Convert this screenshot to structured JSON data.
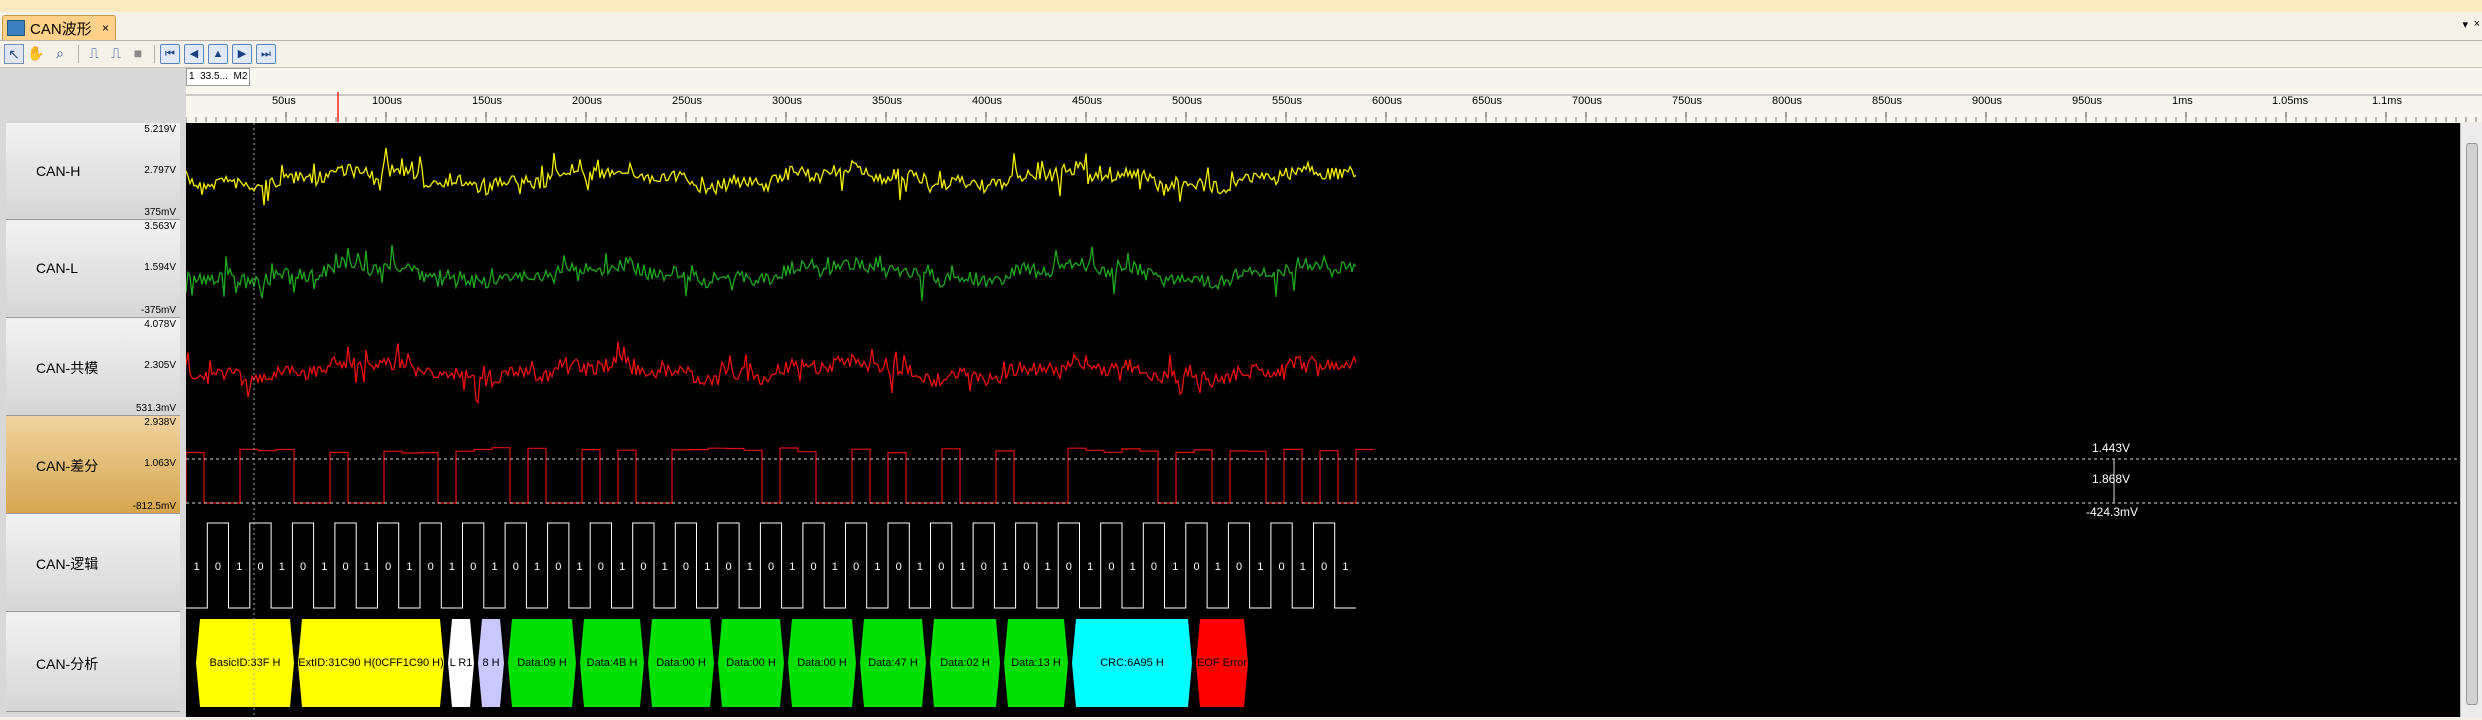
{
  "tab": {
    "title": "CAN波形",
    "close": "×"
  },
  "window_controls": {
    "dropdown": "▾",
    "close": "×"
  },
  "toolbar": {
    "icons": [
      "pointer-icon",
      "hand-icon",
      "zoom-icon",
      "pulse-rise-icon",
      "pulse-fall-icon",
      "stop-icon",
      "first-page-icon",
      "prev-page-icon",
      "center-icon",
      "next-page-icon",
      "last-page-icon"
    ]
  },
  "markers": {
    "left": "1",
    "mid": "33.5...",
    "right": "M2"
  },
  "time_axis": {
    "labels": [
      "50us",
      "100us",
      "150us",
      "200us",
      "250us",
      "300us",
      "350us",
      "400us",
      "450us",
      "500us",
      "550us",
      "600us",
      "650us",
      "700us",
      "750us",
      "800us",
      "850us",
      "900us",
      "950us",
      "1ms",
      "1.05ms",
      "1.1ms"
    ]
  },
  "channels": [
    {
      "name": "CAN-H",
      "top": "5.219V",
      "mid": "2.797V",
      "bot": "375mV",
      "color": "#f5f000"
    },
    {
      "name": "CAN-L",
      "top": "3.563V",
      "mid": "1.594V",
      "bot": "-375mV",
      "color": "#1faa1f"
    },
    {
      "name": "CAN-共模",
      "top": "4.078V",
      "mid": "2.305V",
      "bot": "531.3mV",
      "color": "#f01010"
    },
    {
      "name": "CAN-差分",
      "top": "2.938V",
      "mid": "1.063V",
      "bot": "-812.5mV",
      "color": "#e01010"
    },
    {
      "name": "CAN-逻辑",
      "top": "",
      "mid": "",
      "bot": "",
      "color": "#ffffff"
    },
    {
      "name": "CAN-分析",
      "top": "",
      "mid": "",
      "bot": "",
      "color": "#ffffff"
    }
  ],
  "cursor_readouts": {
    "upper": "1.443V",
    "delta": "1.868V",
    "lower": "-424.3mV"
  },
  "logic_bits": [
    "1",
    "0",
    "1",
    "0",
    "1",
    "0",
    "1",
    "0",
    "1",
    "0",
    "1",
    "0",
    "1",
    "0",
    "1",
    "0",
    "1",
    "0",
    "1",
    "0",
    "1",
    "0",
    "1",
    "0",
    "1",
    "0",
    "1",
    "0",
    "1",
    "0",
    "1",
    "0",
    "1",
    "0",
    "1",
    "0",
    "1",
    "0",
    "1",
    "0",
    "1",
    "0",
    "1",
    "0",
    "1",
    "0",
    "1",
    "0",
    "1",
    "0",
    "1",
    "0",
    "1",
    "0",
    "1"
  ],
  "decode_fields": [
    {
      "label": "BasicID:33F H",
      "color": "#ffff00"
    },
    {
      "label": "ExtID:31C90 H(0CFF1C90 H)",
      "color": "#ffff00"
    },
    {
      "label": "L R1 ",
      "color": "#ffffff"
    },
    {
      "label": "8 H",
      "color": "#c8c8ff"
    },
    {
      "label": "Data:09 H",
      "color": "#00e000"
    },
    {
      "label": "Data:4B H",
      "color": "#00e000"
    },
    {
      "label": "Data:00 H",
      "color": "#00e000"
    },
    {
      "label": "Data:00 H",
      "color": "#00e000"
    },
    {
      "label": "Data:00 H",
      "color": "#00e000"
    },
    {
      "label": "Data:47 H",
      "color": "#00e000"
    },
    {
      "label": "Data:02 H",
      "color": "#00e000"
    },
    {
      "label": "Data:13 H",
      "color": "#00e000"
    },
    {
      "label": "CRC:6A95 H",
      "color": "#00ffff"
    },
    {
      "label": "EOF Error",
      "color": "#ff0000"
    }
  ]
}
==
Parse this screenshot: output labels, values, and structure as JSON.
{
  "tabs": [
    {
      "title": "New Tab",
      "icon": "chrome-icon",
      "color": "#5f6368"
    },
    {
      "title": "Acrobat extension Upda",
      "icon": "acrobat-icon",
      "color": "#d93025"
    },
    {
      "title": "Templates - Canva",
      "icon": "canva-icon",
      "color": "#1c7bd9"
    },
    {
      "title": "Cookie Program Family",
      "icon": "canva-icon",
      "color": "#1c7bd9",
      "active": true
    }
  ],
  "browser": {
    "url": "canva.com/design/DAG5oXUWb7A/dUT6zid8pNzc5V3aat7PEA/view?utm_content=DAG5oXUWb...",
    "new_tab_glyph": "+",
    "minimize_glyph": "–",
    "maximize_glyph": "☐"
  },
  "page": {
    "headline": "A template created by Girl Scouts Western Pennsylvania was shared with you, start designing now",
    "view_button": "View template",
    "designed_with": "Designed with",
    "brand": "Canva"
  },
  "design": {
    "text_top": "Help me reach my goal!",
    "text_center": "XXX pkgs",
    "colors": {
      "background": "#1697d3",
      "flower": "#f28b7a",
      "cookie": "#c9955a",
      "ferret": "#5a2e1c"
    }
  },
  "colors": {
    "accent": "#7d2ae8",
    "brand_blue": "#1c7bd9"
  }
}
==
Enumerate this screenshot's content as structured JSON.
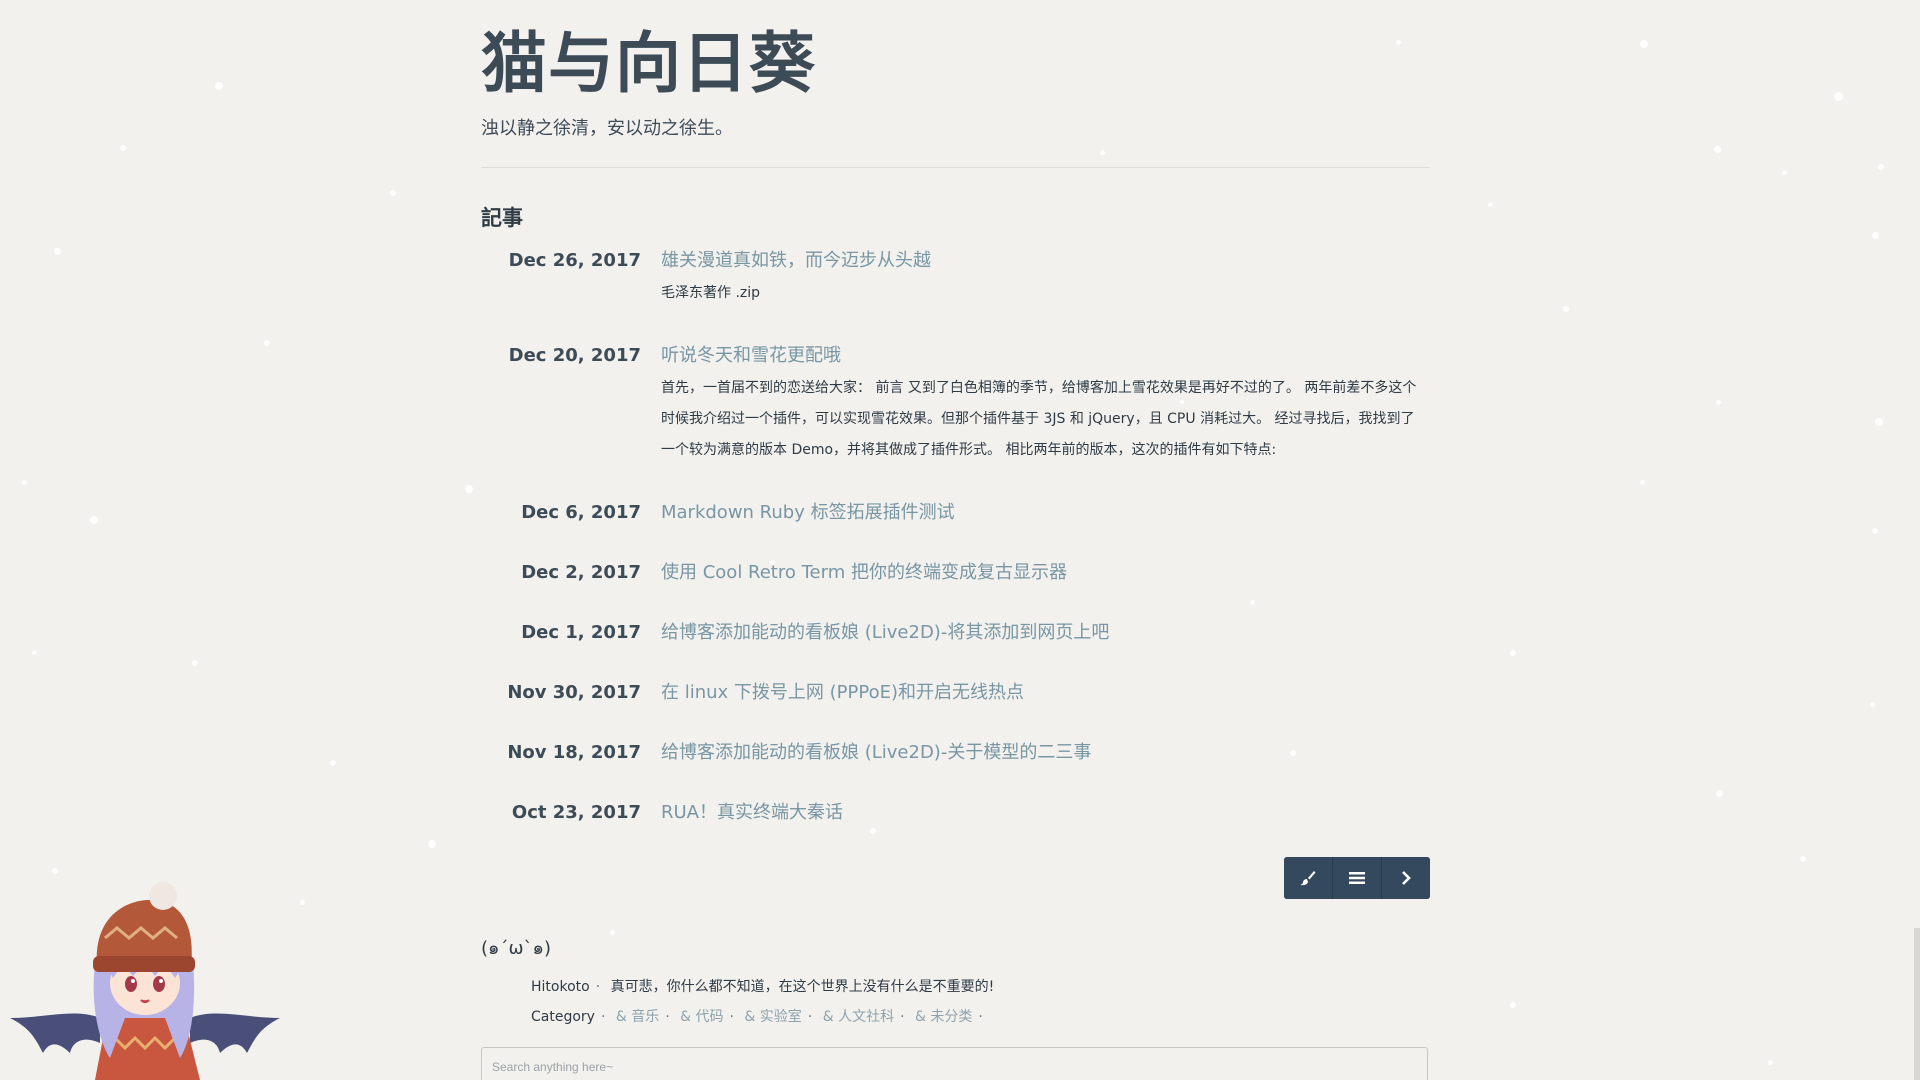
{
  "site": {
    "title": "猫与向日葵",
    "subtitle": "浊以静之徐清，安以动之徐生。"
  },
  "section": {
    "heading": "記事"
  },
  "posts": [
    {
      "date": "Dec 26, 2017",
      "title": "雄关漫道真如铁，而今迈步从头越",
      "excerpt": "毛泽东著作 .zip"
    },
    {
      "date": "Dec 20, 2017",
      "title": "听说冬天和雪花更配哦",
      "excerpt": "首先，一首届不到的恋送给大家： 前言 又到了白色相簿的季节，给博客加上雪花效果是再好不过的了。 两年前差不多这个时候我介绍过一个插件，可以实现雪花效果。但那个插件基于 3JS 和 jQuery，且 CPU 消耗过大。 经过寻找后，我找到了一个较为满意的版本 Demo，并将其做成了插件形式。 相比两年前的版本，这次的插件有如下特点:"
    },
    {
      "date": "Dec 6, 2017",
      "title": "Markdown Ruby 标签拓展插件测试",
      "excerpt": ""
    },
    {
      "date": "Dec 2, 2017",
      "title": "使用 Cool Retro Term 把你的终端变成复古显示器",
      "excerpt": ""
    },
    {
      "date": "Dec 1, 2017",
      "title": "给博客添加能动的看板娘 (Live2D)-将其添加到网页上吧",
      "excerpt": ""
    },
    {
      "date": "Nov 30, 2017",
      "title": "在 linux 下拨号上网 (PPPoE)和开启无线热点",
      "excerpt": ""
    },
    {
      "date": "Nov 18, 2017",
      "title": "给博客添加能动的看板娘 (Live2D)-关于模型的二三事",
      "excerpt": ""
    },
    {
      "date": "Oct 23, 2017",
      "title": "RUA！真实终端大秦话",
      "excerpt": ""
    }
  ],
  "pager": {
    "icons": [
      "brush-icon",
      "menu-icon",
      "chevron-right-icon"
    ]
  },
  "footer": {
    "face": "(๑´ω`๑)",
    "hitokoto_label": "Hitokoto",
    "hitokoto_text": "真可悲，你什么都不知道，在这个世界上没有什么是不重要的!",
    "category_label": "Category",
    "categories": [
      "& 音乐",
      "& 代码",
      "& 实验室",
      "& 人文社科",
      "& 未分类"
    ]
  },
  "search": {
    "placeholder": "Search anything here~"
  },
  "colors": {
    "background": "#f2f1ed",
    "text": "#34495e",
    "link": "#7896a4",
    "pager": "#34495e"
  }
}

▸ Written task: How many lines in the records above hold the word "this"? Give only the number.

▸ Answer to the exercise: 3